SUPPLIED MATERIAL>
--- BEGIN ---

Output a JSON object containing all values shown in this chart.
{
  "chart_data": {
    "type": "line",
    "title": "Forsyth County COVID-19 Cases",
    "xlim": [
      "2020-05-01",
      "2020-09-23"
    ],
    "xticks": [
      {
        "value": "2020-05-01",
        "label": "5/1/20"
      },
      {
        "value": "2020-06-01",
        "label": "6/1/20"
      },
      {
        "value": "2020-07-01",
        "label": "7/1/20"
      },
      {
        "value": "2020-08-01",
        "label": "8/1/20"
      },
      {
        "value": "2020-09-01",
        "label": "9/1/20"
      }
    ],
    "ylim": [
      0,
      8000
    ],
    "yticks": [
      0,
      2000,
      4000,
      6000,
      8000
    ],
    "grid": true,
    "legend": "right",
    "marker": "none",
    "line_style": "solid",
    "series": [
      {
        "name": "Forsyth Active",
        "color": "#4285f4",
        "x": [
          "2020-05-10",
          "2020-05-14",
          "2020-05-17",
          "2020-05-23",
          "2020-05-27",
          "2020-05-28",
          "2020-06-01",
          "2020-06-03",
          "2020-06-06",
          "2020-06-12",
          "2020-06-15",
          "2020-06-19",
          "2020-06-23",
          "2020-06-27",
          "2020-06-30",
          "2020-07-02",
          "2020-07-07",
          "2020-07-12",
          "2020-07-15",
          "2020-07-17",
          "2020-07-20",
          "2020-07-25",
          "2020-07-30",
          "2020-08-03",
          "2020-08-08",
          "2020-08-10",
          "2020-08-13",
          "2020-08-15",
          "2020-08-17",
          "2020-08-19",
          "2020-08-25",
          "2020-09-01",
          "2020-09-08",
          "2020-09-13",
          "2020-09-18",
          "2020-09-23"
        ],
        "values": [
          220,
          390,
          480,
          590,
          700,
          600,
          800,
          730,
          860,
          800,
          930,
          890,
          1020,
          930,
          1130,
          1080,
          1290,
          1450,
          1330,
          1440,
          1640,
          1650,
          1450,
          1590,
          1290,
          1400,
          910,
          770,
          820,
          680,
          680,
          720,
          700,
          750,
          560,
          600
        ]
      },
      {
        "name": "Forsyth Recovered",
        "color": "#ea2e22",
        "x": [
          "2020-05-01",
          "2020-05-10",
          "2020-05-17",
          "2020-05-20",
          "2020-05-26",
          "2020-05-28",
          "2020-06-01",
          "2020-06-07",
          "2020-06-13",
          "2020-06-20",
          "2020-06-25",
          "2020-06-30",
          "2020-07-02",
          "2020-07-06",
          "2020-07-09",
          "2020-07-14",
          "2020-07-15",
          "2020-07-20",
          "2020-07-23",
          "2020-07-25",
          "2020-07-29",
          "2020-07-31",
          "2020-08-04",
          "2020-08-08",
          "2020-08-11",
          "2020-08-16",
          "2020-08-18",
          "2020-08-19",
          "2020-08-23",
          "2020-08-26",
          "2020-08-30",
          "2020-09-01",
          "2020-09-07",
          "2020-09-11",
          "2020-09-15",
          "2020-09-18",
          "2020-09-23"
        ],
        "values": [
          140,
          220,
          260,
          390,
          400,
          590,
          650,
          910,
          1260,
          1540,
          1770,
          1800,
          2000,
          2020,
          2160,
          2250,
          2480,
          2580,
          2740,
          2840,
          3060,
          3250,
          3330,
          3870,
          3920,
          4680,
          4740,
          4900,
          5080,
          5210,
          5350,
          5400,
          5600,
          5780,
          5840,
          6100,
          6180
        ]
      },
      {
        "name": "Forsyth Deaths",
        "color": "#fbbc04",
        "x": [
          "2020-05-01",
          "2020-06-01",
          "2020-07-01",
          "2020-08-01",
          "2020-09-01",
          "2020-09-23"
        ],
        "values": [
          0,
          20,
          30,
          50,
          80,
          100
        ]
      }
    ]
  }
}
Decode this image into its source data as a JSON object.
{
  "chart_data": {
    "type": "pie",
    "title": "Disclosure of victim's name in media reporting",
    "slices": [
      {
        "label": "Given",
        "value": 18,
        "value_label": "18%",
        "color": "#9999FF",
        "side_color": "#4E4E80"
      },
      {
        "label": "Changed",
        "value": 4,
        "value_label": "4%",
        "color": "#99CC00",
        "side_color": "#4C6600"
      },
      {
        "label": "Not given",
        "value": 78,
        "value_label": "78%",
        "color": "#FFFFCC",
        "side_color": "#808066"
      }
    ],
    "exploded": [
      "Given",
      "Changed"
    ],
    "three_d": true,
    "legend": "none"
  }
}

--- END ---

TASK TO CARRY OUT> Output the full listing exactly as it stands.

EXERCISE SOLUTION>
Output a JSON object containing all values shown in this chart.
{
  "chart_data": {
    "type": "line",
    "title": "Forsyth County COVID-19 Cases",
    "xlim": [
      "2020-05-01",
      "2020-09-23"
    ],
    "xticks": [
      {
        "value": "2020-05-01",
        "label": "5/1/20"
      },
      {
        "value": "2020-06-01",
        "label": "6/1/20"
      },
      {
        "value": "2020-07-01",
        "label": "7/1/20"
      },
      {
        "value": "2020-08-01",
        "label": "8/1/20"
      },
      {
        "value": "2020-09-01",
        "label": "9/1/20"
      }
    ],
    "ylim": [
      0,
      8000
    ],
    "yticks": [
      0,
      2000,
      4000,
      6000,
      8000
    ],
    "grid": true,
    "legend": "right",
    "marker": "none",
    "line_style": "solid",
    "series": [
      {
        "name": "Forsyth Active",
        "color": "#4285f4",
        "x": [
          "2020-05-10",
          "2020-05-14",
          "2020-05-17",
          "2020-05-23",
          "2020-05-27",
          "2020-05-28",
          "2020-06-01",
          "2020-06-03",
          "2020-06-06",
          "2020-06-12",
          "2020-06-15",
          "2020-06-19",
          "2020-06-23",
          "2020-06-27",
          "2020-06-30",
          "2020-07-02",
          "2020-07-07",
          "2020-07-12",
          "2020-07-15",
          "2020-07-17",
          "2020-07-20",
          "2020-07-25",
          "2020-07-30",
          "2020-08-03",
          "2020-08-08",
          "2020-08-10",
          "2020-08-13",
          "2020-08-15",
          "2020-08-17",
          "2020-08-19",
          "2020-08-25",
          "2020-09-01",
          "2020-09-08",
          "2020-09-13",
          "2020-09-18",
          "2020-09-23"
        ],
        "values": [
          220,
          390,
          480,
          590,
          700,
          600,
          800,
          730,
          860,
          800,
          930,
          890,
          1020,
          930,
          1130,
          1080,
          1290,
          1450,
          1330,
          1440,
          1640,
          1650,
          1450,
          1590,
          1290,
          1400,
          910,
          770,
          820,
          680,
          680,
          720,
          700,
          750,
          560,
          600
        ]
      },
      {
        "name": "Forsyth Recovered",
        "color": "#ea2e22",
        "x": [
          "2020-05-01",
          "2020-05-10",
          "2020-05-17",
          "2020-05-20",
          "2020-05-26",
          "2020-05-28",
          "2020-06-01",
          "2020-06-07",
          "2020-06-13",
          "2020-06-20",
          "2020-06-25",
          "2020-06-30",
          "2020-07-02",
          "2020-07-06",
          "2020-07-09",
          "2020-07-14",
          "2020-07-15",
          "2020-07-20",
          "2020-07-23",
          "2020-07-25",
          "2020-07-29",
          "2020-07-31",
          "2020-08-04",
          "2020-08-08",
          "2020-08-11",
          "2020-08-16",
          "2020-08-18",
          "2020-08-19",
          "2020-08-23",
          "2020-08-26",
          "2020-08-30",
          "2020-09-01",
          "2020-09-07",
          "2020-09-11",
          "2020-09-15",
          "2020-09-18",
          "2020-09-23"
        ],
        "values": [
          140,
          220,
          260,
          390,
          400,
          590,
          650,
          910,
          1260,
          1540,
          1770,
          1800,
          2000,
          2020,
          2160,
          2250,
          2480,
          2580,
          2740,
          2840,
          3060,
          3250,
          3330,
          3870,
          3920,
          4680,
          4740,
          4900,
          5080,
          5210,
          5350,
          5400,
          5600,
          5780,
          5840,
          6100,
          6180
        ]
      },
      {
        "name": "Forsyth Deaths",
        "color": "#fbbc04",
        "x": [
          "2020-05-01",
          "2020-06-01",
          "2020-07-01",
          "2020-08-01",
          "2020-09-01",
          "2020-09-23"
        ],
        "values": [
          0,
          20,
          30,
          50,
          80,
          100
        ]
      }
    ]
  }
}
Decode this image into its source data as a JSON object.
{
  "chart_data": {
    "type": "pie",
    "title": "Disclosure of victim's name in media reporting",
    "slices": [
      {
        "label": "Given",
        "value": 18,
        "value_label": "18%",
        "color": "#9999FF",
        "side_color": "#4E4E80"
      },
      {
        "label": "Changed",
        "value": 4,
        "value_label": "4%",
        "color": "#99CC00",
        "side_color": "#4C6600"
      },
      {
        "label": "Not given",
        "value": 78,
        "value_label": "78%",
        "color": "#FFFFCC",
        "side_color": "#808066"
      }
    ],
    "exploded": [
      "Given",
      "Changed"
    ],
    "three_d": true,
    "legend": "none"
  }
}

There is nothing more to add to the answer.